_Short exercise_: From the listing below, extract every line containing "piłce".

_Data excerpts_:
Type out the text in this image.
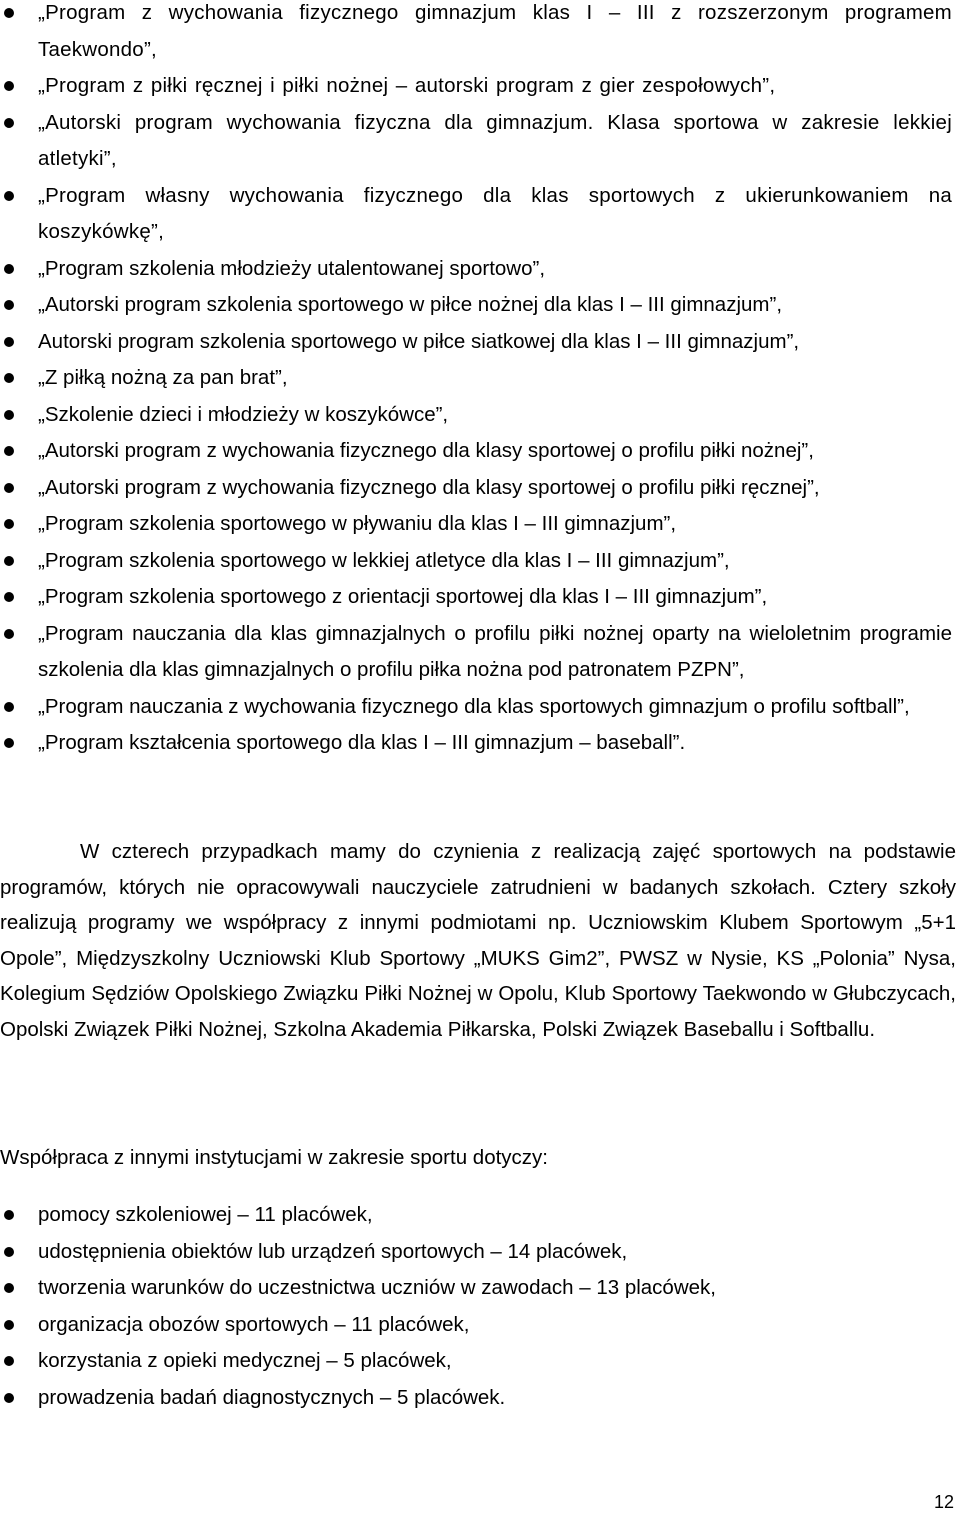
„Program z wychowania fizycznego gimnazjum klas I – III z rozszerzonym programem Taekwondo”,
„Program z piłki ręcznej i piłki nożnej – autorski program z gier zespołowych”,
„Autorski program wychowania fizyczna dla gimnazjum. Klasa sportowa w zakresie lekkiej atletyki”,
„Program własny wychowania fizycznego dla klas sportowych z ukierunkowaniem na koszykówkę”,
„Program szkolenia młodzieży utalentowanej sportowo”,
„Autorski program szkolenia sportowego w piłce nożnej dla klas I – III gimnazjum”,
Autorski program szkolenia sportowego w piłce siatkowej dla klas I – III gimnazjum”,
„Z piłką nożną za pan brat”,
„Szkolenie dzieci i młodzieży w koszykówce”,
„Autorski program z wychowania fizycznego dla klasy sportowej o profilu piłki nożnej”,
„Autorski program z wychowania fizycznego dla klasy sportowej o profilu piłki ręcznej”,
„Program szkolenia sportowego w pływaniu dla klas I – III gimnazjum”,
„Program szkolenia sportowego w lekkiej atletyce dla klas I – III gimnazjum”,
„Program szkolenia sportowego z orientacji sportowej dla klas I – III gimnazjum”,
„Program nauczania dla klas gimnazjalnych o profilu piłki nożnej oparty na wieloletnim programie szkolenia dla klas gimnazjalnych o profilu piłka nożna pod patronatem PZPN”,
„Program nauczania z wychowania fizycznego dla klas sportowych gimnazjum o profilu softball”,
„Program kształcenia sportowego dla klas I – III gimnazjum – baseball”.

W czterech przypadkach mamy do czynienia z realizacją zajęć sportowych na podstawie programów, których nie opracowywali nauczyciele zatrudnieni w badanych szkołach. Cztery szkoły realizują programy we współpracy z innymi podmiotami np. Uczniowskim Klubem Sportowym „5+1 Opole”, Międzyszkolny Uczniowski Klub Sportowy „MUKS Gim2”, PWSZ w Nysie, KS „Polonia” Nysa, Kolegium Sędziów Opolskiego Związku Piłki Nożnej w Opolu, Klub Sportowy Taekwondo w Głubczycach, Opolski Związek Piłki Nożnej, Szkolna Akademia Piłkarska, Polski Związek Baseballu i Softballu.

Współpraca z innymi instytucjami w zakresie sportu dotyczy:
pomocy szkoleniowej – 11 placówek,
udostępnienia obiektów lub urządzeń sportowych – 14 placówek,
tworzenia warunków do uczestnictwa uczniów w zawodach – 13 placówek,
organizacja obozów sportowych – 11 placówek,
korzystania z opieki medycznej – 5 placówek,
prowadzenia badań diagnostycznych – 5 placówek.
12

_Response_:
„Autorski program szkolenia sportowego w piłce nożnej dla klas I – III gimnazjum”,
Autorski program szkolenia sportowego w piłce siatkowej dla klas I – III gimnazjum”,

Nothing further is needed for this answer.